### [What is needed]
Omit every image, and transcribe the remaining entries exactly as given.

Begin Stored data

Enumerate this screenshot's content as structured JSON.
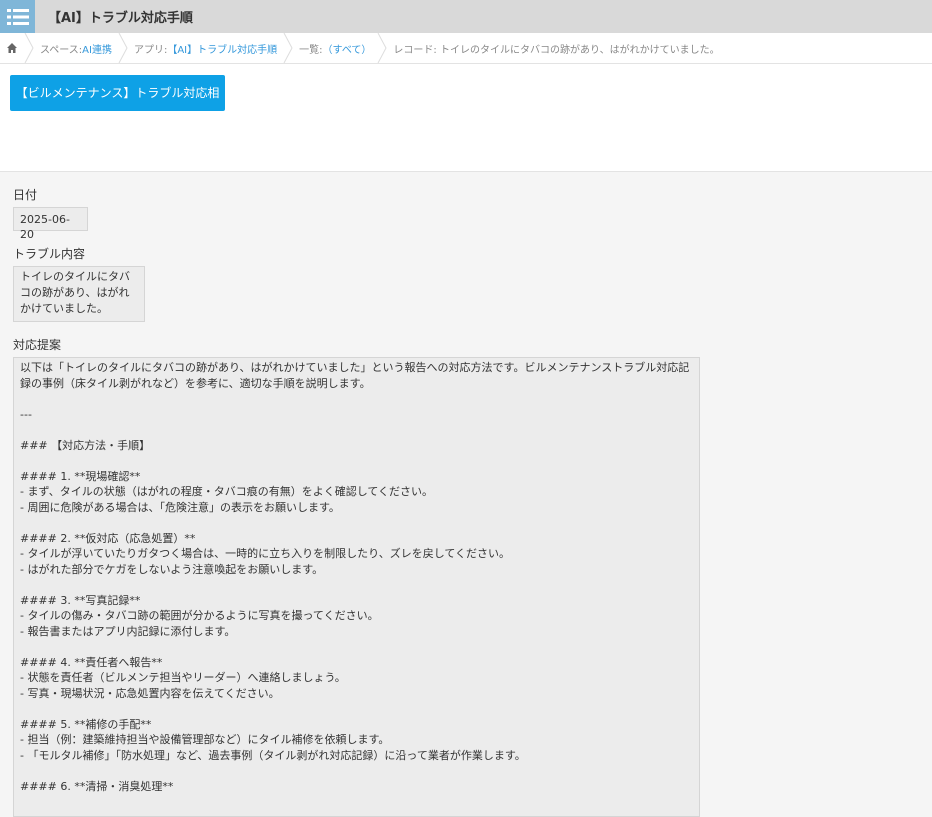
{
  "header": {
    "title": "【AI】トラブル対応手順",
    "app_icon": "list-icon"
  },
  "breadcrumb": {
    "home_icon": "home-icon",
    "space_prefix": "スペース: ",
    "space_link": "AI連携",
    "app_prefix": "アプリ: ",
    "app_link": "【AI】トラブル対応手順",
    "list_prefix": "一覧: ",
    "list_link": "（すべて）",
    "record_text": "レコード: トイレのタイルにタバコの跡があり、はがれかけていました。"
  },
  "action": {
    "button_label": "【ビルメンテナンス】トラブル対応相談"
  },
  "fields": {
    "date_label": "日付",
    "date_value": "2025-06-20",
    "trouble_label": "トラブル内容",
    "trouble_value": "トイレのタイルにタバコの跡があり、はがれかけていました。",
    "proposal_label": "対応提案",
    "proposal_value": "以下は「トイレのタイルにタバコの跡があり、はがれかけていました」という報告への対応方法です。ビルメンテナンストラブル対応記録の事例（床タイル剥がれなど）を参考に、適切な手順を説明します。\n\n---\n\n### 【対応方法・手順】\n\n#### 1. **現場確認**\n- まず、タイルの状態（はがれの程度・タバコ痕の有無）をよく確認してください。\n- 周囲に危険がある場合は、「危険注意」の表示をお願いします。\n\n#### 2. **仮対応（応急処置）**\n- タイルが浮いていたりガタつく場合は、一時的に立ち入りを制限したり、ズレを戻してください。\n- はがれた部分でケガをしないよう注意喚起をお願いします。\n\n#### 3. **写真記録**\n- タイルの傷み・タバコ跡の範囲が分かるように写真を撮ってください。\n- 報告書またはアプリ内記録に添付します。\n\n#### 4. **責任者へ報告**\n- 状態を責任者（ビルメンテ担当やリーダー）へ連絡しましょう。\n- 写真・現場状況・応急処置内容を伝えてください。\n\n#### 5. **補修の手配**\n- 担当（例：建築維持担当や設備管理部など）にタイル補修を依頼します。\n- 「モルタル補修」「防水処理」など、過去事例（タイル剥がれ対応記録）に沿って業者が作業します。\n\n#### 6. **清掃・消臭処理**"
  },
  "colors": {
    "accent": "#0ea1e6",
    "header_bg": "#d9d9d9",
    "app_icon_bg": "#7fb6d8",
    "link": "#3498db"
  }
}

End Stored data

### [Correct answer]
Enumerate this screenshot's content as structured JSON.
{
  "header": {
    "title": "【AI】トラブル対応手順",
    "app_icon": "list-icon"
  },
  "breadcrumb": {
    "home_icon": "home-icon",
    "space_prefix": "スペース: ",
    "space_link": "AI連携",
    "app_prefix": "アプリ: ",
    "app_link": "【AI】トラブル対応手順",
    "list_prefix": "一覧: ",
    "list_link": "（すべて）",
    "record_text": "レコード: トイレのタイルにタバコの跡があり、はがれかけていました。"
  },
  "action": {
    "button_label": "【ビルメンテナンス】トラブル対応相談"
  },
  "fields": {
    "date_label": "日付",
    "date_value": "2025-06-20",
    "trouble_label": "トラブル内容",
    "trouble_value": "トイレのタイルにタバコの跡があり、はがれかけていました。",
    "proposal_label": "対応提案",
    "proposal_value": "以下は「トイレのタイルにタバコの跡があり、はがれかけていました」という報告への対応方法です。ビルメンテナンストラブル対応記録の事例（床タイル剥がれなど）を参考に、適切な手順を説明します。\n\n---\n\n### 【対応方法・手順】\n\n#### 1. **現場確認**\n- まず、タイルの状態（はがれの程度・タバコ痕の有無）をよく確認してください。\n- 周囲に危険がある場合は、「危険注意」の表示をお願いします。\n\n#### 2. **仮対応（応急処置）**\n- タイルが浮いていたりガタつく場合は、一時的に立ち入りを制限したり、ズレを戻してください。\n- はがれた部分でケガをしないよう注意喚起をお願いします。\n\n#### 3. **写真記録**\n- タイルの傷み・タバコ跡の範囲が分かるように写真を撮ってください。\n- 報告書またはアプリ内記録に添付します。\n\n#### 4. **責任者へ報告**\n- 状態を責任者（ビルメンテ担当やリーダー）へ連絡しましょう。\n- 写真・現場状況・応急処置内容を伝えてください。\n\n#### 5. **補修の手配**\n- 担当（例：建築維持担当や設備管理部など）にタイル補修を依頼します。\n- 「モルタル補修」「防水処理」など、過去事例（タイル剥がれ対応記録）に沿って業者が作業します。\n\n#### 6. **清掃・消臭処理**"
  },
  "colors": {
    "accent": "#0ea1e6",
    "header_bg": "#d9d9d9",
    "app_icon_bg": "#7fb6d8",
    "link": "#3498db"
  }
}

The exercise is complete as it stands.